▶ [Items listed in a dataset]
********

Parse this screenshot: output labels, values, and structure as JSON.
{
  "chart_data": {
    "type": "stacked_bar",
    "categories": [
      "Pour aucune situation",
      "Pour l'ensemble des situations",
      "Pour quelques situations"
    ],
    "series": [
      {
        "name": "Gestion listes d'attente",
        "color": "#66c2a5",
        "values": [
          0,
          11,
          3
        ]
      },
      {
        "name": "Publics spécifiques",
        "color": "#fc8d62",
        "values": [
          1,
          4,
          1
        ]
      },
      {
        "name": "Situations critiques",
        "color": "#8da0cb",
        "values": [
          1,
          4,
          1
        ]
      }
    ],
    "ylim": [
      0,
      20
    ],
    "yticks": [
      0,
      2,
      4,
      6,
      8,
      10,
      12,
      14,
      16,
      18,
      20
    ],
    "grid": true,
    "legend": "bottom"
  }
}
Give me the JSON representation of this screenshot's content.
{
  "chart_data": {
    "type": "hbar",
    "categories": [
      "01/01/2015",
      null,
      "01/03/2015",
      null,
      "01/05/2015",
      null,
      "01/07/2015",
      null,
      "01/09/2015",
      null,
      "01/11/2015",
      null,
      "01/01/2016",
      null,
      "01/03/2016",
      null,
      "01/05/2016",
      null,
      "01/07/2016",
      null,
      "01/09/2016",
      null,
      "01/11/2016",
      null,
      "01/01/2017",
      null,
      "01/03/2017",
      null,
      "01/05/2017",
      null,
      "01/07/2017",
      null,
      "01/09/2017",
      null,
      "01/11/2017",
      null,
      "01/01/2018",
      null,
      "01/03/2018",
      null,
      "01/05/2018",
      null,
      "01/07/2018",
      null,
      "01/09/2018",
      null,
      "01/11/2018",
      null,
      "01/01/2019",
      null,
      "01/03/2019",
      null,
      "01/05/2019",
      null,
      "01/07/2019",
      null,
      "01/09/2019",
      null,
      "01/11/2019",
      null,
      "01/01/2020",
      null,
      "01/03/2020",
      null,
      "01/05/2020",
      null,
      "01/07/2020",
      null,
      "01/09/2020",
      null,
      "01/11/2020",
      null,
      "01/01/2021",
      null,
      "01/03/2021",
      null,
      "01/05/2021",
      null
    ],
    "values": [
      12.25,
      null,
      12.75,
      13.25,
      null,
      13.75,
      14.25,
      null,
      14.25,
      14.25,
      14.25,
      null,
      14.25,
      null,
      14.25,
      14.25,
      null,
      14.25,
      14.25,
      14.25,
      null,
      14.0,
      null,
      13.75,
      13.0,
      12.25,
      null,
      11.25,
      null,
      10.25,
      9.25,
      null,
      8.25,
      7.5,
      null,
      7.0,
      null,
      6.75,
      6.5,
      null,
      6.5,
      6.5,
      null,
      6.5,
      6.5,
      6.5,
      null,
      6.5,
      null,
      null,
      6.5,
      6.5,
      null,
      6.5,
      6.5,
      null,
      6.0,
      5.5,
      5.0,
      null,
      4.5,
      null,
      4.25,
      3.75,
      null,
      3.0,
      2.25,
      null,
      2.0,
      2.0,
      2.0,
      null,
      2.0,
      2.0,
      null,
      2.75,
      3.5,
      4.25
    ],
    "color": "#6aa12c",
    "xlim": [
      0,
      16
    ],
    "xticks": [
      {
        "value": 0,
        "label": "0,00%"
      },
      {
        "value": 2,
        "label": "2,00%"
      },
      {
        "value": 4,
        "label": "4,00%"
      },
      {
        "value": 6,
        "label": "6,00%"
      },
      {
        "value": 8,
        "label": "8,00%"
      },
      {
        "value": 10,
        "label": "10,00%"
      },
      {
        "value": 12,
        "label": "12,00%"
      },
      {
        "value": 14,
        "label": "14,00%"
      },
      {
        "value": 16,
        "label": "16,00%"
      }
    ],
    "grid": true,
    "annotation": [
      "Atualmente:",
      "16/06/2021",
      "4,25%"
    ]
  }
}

********

▶ [REQUIRED TASK] Identify each line holding the string "name", and copy it out.

▶ [EXPECTED ANSWER]
        "name": "Gestion listes d'attente",
        "name": "Publics spécifiques",
        "name": "Situations critiques",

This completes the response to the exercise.